• [EXERCISE REQUIREMENTS] Retype all material exactly. Pictures stay out of the copy.

• [EXCERPTED DATA]

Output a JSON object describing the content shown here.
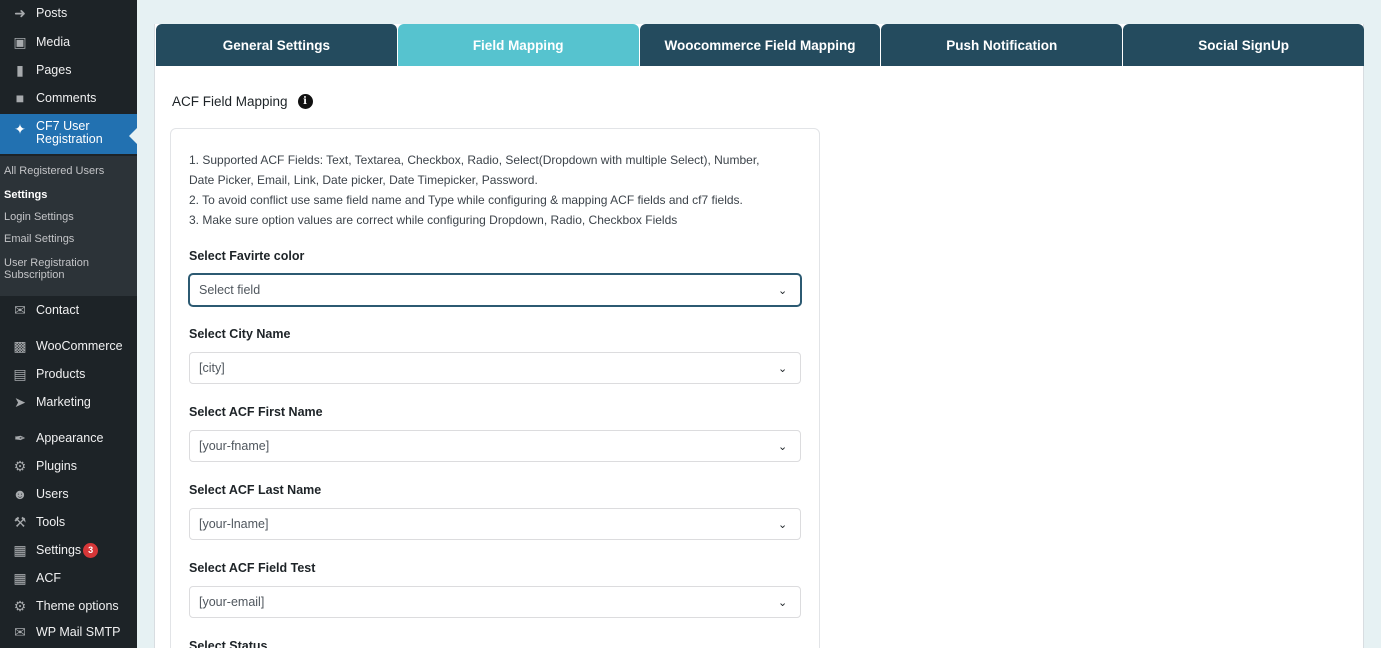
{
  "sidebar": {
    "items": [
      {
        "label": "Posts",
        "icon": "pin-icon"
      },
      {
        "label": "Media",
        "icon": "media-icon"
      },
      {
        "label": "Pages",
        "icon": "pages-icon"
      },
      {
        "label": "Comments",
        "icon": "comment-icon"
      },
      {
        "label": "CF7 User Registration",
        "label_line1": "CF7 User",
        "label_line2": "Registration",
        "icon": "cf7-icon"
      },
      {
        "label": "Contact",
        "icon": "mail-icon"
      },
      {
        "label": "WooCommerce",
        "icon": "woo-icon"
      },
      {
        "label": "Products",
        "icon": "archive-icon"
      },
      {
        "label": "Marketing",
        "icon": "megaphone-icon"
      },
      {
        "label": "Appearance",
        "icon": "brush-icon"
      },
      {
        "label": "Plugins",
        "icon": "plug-icon"
      },
      {
        "label": "Users",
        "icon": "user-icon"
      },
      {
        "label": "Tools",
        "icon": "wrench-icon"
      },
      {
        "label": "Settings",
        "icon": "settings-icon",
        "badge": "3"
      },
      {
        "label": "ACF",
        "icon": "acf-icon"
      },
      {
        "label": "Theme options",
        "icon": "gear-icon"
      },
      {
        "label": "WP Mail SMTP",
        "icon": "smtp-icon"
      }
    ],
    "submenu": [
      {
        "label": "All Registered Users"
      },
      {
        "label": "Settings"
      },
      {
        "label": "Login Settings"
      },
      {
        "label": "Email Settings"
      },
      {
        "label_line1": "User Registration",
        "label_line2": "Subscription"
      }
    ]
  },
  "tabs": [
    {
      "label": "General Settings"
    },
    {
      "label": "Field Mapping"
    },
    {
      "label": "Woocommerce Field Mapping"
    },
    {
      "label": "Push Notification"
    },
    {
      "label": "Social SignUp"
    }
  ],
  "section": {
    "title": "ACF Field Mapping",
    "info_icon": "i"
  },
  "notes": [
    "1. Supported ACF Fields: Text, Textarea, Checkbox, Radio, Select(Dropdown with multiple Select), Number,",
    "Date Picker, Email, Link, Date picker, Date Timepicker, Password.",
    "2. To avoid conflict use same field name and Type while configuring & mapping ACF fields and cf7 fields.",
    "3. Make sure option values are correct while configuring Dropdown, Radio, Checkbox Fields"
  ],
  "fields": [
    {
      "label": "Select Favirte color",
      "value": "Select field"
    },
    {
      "label": "Select City Name",
      "value": "[city]"
    },
    {
      "label": "Select ACF First Name",
      "value": "[your-fname]"
    },
    {
      "label": "Select ACF Last Name",
      "value": "[your-lname]"
    },
    {
      "label": "Select ACF Field Test",
      "value": "[your-email]"
    },
    {
      "label": "Select Status",
      "value": ""
    }
  ],
  "colors": {
    "sidebar_bg": "#1d2327",
    "active_menu": "#2271b1",
    "tab_dark": "#244b5e",
    "tab_active": "#56c3cf",
    "badge": "#d63638"
  }
}
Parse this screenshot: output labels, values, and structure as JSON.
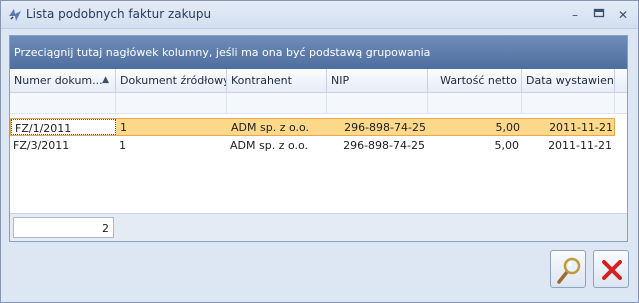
{
  "window": {
    "title": "Lista podobnych faktur zakupu"
  },
  "grid": {
    "group_hint": "Przeciągnij tutaj nagłówek kolumny, jeśli ma ona być podstawą grupowania",
    "columns": [
      "Numer dokum...",
      "Dokument źródłowy",
      "Kontrahent",
      "NIP",
      "Wartość netto",
      "Data wystawienia"
    ],
    "rows": [
      [
        "FZ/1/2011",
        "1",
        "ADM sp. z o.o.",
        "296-898-74-25",
        "5,00",
        "2011-11-21"
      ],
      [
        "FZ/3/2011",
        "1",
        "ADM sp. z o.o.",
        "296-898-74-25",
        "5,00",
        "2011-11-21"
      ]
    ],
    "record_count": "2",
    "sorted_column": "Numer dokum...",
    "sort_direction": "ascending"
  },
  "buttons": {
    "search_icon": "magnifier-icon",
    "close_icon": "red-x-icon"
  },
  "colors": {
    "group_panel": "#5b7aab",
    "selected_row": "#fcd98a",
    "window_bg": "#dde6f3",
    "close_x": "#d42020"
  }
}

• [COMPLETE ANSWER]
Output a JSON object describing the content shown here.
{
  "sidebar": {
    "items": [
      {
        "label": "Posts",
        "icon": "pin-icon"
      },
      {
        "label": "Media",
        "icon": "media-icon"
      },
      {
        "label": "Pages",
        "icon": "pages-icon"
      },
      {
        "label": "Comments",
        "icon": "comment-icon"
      },
      {
        "label": "CF7 User Registration",
        "label_line1": "CF7 User",
        "label_line2": "Registration",
        "icon": "cf7-icon"
      },
      {
        "label": "Contact",
        "icon": "mail-icon"
      },
      {
        "label": "WooCommerce",
        "icon": "woo-icon"
      },
      {
        "label": "Products",
        "icon": "archive-icon"
      },
      {
        "label": "Marketing",
        "icon": "megaphone-icon"
      },
      {
        "label": "Appearance",
        "icon": "brush-icon"
      },
      {
        "label": "Plugins",
        "icon": "plug-icon"
      },
      {
        "label": "Users",
        "icon": "user-icon"
      },
      {
        "label": "Tools",
        "icon": "wrench-icon"
      },
      {
        "label": "Settings",
        "icon": "settings-icon",
        "badge": "3"
      },
      {
        "label": "ACF",
        "icon": "acf-icon"
      },
      {
        "label": "Theme options",
        "icon": "gear-icon"
      },
      {
        "label": "WP Mail SMTP",
        "icon": "smtp-icon"
      }
    ],
    "submenu": [
      {
        "label": "All Registered Users"
      },
      {
        "label": "Settings"
      },
      {
        "label": "Login Settings"
      },
      {
        "label": "Email Settings"
      },
      {
        "label_line1": "User Registration",
        "label_line2": "Subscription"
      }
    ]
  },
  "tabs": [
    {
      "label": "General Settings"
    },
    {
      "label": "Field Mapping"
    },
    {
      "label": "Woocommerce Field Mapping"
    },
    {
      "label": "Push Notification"
    },
    {
      "label": "Social SignUp"
    }
  ],
  "section": {
    "title": "ACF Field Mapping",
    "info_icon": "i"
  },
  "notes": [
    "1. Supported ACF Fields: Text, Textarea, Checkbox, Radio, Select(Dropdown with multiple Select), Number,",
    "Date Picker, Email, Link, Date picker, Date Timepicker, Password.",
    "2. To avoid conflict use same field name and Type while configuring & mapping ACF fields and cf7 fields.",
    "3. Make sure option values are correct while configuring Dropdown, Radio, Checkbox Fields"
  ],
  "fields": [
    {
      "label": "Select Favirte color",
      "value": "Select field"
    },
    {
      "label": "Select City Name",
      "value": "[city]"
    },
    {
      "label": "Select ACF First Name",
      "value": "[your-fname]"
    },
    {
      "label": "Select ACF Last Name",
      "value": "[your-lname]"
    },
    {
      "label": "Select ACF Field Test",
      "value": "[your-email]"
    },
    {
      "label": "Select Status",
      "value": ""
    }
  ],
  "colors": {
    "sidebar_bg": "#1d2327",
    "active_menu": "#2271b1",
    "tab_dark": "#244b5e",
    "tab_active": "#56c3cf",
    "badge": "#d63638"
  }
}
Parse this screenshot: output labels, values, and structure as JSON.
{
  "window": {
    "title": "Lista podobnych faktur zakupu"
  },
  "grid": {
    "group_hint": "Przeciągnij tutaj nagłówek kolumny, jeśli ma ona być podstawą grupowania",
    "columns": [
      "Numer dokum...",
      "Dokument źródłowy",
      "Kontrahent",
      "NIP",
      "Wartość netto",
      "Data wystawienia"
    ],
    "rows": [
      [
        "FZ/1/2011",
        "1",
        "ADM sp. z o.o.",
        "296-898-74-25",
        "5,00",
        "2011-11-21"
      ],
      [
        "FZ/3/2011",
        "1",
        "ADM sp. z o.o.",
        "296-898-74-25",
        "5,00",
        "2011-11-21"
      ]
    ],
    "record_count": "2",
    "sorted_column": "Numer dokum...",
    "sort_direction": "ascending"
  },
  "buttons": {
    "search_icon": "magnifier-icon",
    "close_icon": "red-x-icon"
  },
  "colors": {
    "group_panel": "#5b7aab",
    "selected_row": "#fcd98a",
    "window_bg": "#dde6f3",
    "close_x": "#d42020"
  }
}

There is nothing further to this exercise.